___ Reading passage ___

The stream-of-consciousness lyrics may sometimes be disturbing, but the arrangements mean they’re also always absurd, if not outright fun. The effect can be surrealist (“Baby’s on fire / Better throw her in the water”), Dadaist (“Birds of prey / With too much to say”), or psychedelic (“Blank Frank is the siren, he’s the air-raid, he’s the crater / He’s on the menu, on the table, he’s the knife and he’s the waiter”) imagery. It means children’s rhymes (“To earn a crooked sixpence you’ll walk many crooked miles”) and pseudo-profundities (“It’s not so much a living hell / It’s just a dying fiction”). It even means phrases that sounded great at the time but would only reveal their retrospective genius decades into the future: “To be a zombie all the time / Requires such dedication”). What is conspicuously absent throughout is anything resembling conventional love songs, blues-rock tropes, or prog-rock philosophical wisdom. There’s something of Sgt. Pepper’s-era Beatles in the sonic and lyrical evocation of music-hall, except that songs like “Paw Paw” and “Dead Finks” have entirely left behind any remnant of earnestness or nostalgia—it’s just one more color on the palette Eno has mixed as we’d never heard it before.
Eno has never left the music scene he broke into and transformed during the early 1970s. He would soon produce David Bowie‘s Berlin trilogy, three masterpieces by Talking Heads, a string of hits by U2, and records by Devo, Ultravox, Paul Simon, and Coldplay, and more. He would collaborate with Robert Fripp, David Byrne, John Cale, Laurie Anderson, and many others. He would more or less invent ambient music. That’s only scratching the surface. Just last year, he released his first vocal-based album in nearly two decades (it charted at #32 in the UK), a “voiceless” remix, a collaboration with DJ and multi-instrumentalist Fred Again, and an EP.

___ Supplied records ___

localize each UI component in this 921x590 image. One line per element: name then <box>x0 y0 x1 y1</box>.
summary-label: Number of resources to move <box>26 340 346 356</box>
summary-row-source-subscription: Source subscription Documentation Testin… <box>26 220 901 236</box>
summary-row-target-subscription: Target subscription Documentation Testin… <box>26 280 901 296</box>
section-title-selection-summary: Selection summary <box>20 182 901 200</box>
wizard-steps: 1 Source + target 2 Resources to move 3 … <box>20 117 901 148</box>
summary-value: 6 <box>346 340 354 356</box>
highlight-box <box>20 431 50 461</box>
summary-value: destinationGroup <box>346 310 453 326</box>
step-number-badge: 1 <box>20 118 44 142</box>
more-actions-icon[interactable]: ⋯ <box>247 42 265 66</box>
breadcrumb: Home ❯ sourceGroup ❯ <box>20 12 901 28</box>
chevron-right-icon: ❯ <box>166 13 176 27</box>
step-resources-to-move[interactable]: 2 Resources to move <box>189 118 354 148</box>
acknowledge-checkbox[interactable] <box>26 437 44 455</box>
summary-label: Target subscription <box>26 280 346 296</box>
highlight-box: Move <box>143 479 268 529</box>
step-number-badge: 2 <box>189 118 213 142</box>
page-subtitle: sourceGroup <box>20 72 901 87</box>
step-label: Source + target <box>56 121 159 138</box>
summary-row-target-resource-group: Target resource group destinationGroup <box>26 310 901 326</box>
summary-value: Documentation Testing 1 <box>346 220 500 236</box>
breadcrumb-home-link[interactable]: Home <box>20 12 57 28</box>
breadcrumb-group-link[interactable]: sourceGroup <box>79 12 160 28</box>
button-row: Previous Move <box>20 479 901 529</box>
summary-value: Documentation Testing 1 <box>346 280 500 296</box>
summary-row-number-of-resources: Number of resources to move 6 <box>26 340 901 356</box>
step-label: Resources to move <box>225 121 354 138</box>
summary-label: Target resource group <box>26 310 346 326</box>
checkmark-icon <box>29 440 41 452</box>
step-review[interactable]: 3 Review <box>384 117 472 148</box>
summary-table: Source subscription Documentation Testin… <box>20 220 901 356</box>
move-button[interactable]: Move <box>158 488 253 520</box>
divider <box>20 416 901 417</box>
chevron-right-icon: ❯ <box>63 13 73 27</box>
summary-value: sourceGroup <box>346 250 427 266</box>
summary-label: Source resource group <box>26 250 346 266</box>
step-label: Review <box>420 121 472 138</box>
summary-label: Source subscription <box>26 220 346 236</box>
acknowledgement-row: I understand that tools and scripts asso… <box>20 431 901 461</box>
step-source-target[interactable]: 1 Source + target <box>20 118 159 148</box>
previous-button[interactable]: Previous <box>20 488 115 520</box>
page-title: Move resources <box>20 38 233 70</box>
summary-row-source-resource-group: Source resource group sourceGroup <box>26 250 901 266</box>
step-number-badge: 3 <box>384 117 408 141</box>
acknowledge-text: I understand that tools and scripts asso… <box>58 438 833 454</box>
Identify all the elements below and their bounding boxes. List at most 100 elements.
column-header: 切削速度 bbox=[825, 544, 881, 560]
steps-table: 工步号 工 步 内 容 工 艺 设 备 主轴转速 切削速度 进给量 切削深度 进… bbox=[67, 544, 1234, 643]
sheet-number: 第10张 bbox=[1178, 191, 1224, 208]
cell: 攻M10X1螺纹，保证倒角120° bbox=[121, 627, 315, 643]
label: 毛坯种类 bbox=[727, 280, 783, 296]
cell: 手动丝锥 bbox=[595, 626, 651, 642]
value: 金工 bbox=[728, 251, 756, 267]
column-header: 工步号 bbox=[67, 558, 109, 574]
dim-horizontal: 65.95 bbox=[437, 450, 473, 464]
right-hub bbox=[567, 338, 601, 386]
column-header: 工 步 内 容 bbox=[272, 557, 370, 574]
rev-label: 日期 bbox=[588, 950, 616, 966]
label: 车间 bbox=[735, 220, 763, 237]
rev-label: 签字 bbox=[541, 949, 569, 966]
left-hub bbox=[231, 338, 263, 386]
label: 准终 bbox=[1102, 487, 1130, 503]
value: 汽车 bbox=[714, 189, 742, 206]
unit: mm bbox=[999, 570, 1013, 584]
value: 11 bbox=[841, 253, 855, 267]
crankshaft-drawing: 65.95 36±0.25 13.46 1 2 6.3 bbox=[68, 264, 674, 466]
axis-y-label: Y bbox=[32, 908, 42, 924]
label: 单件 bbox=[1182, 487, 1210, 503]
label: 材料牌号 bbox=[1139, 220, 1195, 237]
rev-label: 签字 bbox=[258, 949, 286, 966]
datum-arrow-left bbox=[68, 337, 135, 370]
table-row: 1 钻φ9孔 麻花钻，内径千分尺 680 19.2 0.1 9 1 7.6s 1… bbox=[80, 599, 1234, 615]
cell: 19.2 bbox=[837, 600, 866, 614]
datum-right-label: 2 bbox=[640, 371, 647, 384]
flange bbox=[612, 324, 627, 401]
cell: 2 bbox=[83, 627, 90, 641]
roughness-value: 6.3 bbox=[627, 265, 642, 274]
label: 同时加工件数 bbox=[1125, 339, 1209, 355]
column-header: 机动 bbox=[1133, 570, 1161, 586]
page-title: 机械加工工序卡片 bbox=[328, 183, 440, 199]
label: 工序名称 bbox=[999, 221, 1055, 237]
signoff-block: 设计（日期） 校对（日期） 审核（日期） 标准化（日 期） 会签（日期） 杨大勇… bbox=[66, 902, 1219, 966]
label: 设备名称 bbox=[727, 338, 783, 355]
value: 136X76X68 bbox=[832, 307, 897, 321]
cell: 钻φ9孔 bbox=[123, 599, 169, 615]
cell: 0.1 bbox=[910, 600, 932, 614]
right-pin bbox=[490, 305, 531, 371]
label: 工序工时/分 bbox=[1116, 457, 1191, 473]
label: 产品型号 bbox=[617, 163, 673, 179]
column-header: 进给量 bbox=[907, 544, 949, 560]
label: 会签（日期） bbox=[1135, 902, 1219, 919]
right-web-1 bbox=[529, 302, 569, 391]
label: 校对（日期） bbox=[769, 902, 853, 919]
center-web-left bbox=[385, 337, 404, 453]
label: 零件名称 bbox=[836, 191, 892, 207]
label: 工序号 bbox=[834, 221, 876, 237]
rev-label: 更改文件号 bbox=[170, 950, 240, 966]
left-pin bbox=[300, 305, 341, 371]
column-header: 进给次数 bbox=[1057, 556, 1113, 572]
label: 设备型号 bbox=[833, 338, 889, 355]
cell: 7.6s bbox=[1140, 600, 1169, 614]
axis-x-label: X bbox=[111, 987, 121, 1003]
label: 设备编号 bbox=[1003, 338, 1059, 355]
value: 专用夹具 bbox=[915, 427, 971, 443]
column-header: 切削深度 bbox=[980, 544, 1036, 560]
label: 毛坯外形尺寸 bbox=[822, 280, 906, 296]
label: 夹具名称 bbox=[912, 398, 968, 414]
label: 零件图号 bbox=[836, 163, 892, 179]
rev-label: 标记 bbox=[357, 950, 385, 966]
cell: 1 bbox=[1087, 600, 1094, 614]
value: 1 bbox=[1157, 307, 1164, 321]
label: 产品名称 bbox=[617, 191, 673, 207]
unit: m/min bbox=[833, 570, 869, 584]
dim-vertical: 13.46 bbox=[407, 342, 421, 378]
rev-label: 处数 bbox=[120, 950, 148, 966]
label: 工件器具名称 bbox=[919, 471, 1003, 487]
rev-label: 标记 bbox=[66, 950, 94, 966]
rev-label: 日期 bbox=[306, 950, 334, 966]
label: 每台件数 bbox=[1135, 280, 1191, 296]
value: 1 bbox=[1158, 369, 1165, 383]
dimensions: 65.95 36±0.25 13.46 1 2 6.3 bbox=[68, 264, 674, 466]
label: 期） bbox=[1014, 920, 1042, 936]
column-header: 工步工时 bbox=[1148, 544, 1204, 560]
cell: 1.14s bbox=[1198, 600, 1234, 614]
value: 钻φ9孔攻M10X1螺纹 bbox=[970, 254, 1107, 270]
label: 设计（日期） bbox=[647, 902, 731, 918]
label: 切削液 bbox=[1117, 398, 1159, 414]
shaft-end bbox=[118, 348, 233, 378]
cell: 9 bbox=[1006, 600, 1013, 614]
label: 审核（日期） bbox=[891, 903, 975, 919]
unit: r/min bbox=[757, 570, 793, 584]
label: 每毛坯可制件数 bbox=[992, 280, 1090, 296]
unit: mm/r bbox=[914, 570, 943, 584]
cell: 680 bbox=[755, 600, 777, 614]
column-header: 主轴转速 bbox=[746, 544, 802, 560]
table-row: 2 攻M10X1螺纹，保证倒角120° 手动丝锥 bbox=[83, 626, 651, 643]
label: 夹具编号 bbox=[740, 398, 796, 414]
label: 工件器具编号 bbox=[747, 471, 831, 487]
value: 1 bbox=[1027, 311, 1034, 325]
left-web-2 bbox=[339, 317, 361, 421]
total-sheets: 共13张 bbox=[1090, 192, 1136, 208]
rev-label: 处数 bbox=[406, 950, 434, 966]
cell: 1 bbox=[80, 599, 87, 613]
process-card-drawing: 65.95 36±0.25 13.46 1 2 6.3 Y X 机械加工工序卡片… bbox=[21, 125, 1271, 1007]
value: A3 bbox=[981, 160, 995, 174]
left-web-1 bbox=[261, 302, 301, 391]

___

§ Challenges:
A – Put this sentence from the piece on Eno's music into Spanish: "He would more or less invent ambient music."
B – Redo a stretch of the piece on Eno's music, swapping "ambient music" for "electronic music". Begin at the words that have "Eno has never" and stop after "Again, and an EP.".
C – Extend the piece on Eno's music with a few more sentences, picking up from its last line.

§ Results:
A – Más o menos inventaría la música ambient.

B –
Eno has never left the music scene he broke into and transformed during the early 1970s. He would soon produce David Bowie‘s Berlin trilogy, three masterpieces by Talking Heads, a string of hits by U2, and records by Devo, Ultravox, Paul Simon, and Coldplay, and more. He would collaborate with Robert Fripp, David Byrne, John Cale, Laurie Anderson, and many others. He would more or less invent electronic music. That’s only scratching the surface. Just last year, he released his first vocal-based album in nearly two decades (it charted at #32 in the UK), a “voiceless” remix, a collaboration with DJ and multi-instrumentalist Fred Again, and an EP.

C –
Still, there’s nothing like that initial run of solo pop-rock albums between 1974 and 1977: Taking Tiger Mountain (By Strategy), which feels like a harsher mellow after the speeding highs of Here Come the Warm Jets; the gorgeous ambient electronic pop of Another Green World; and the brilliant motley of Before and After Science. Their songs have not been covered as often as others from the era. However, there are compelling performances from Warm Jets by Elf Power, Of Montreal, Superpitcher, St. Vincent, Volcano Suns, Queens of the Stone Age, Manta Ray, Outrageous Cherry, and Bardo Pond, among others. But the more you listen to Here Come the Warm Jets, the more you hear it everywhere. That influence was especially clear when an all-star line-up of local musicians assembled at Joe’s Pub in New York City in January 2014 to play the album through on the fortieth anniversary of its release.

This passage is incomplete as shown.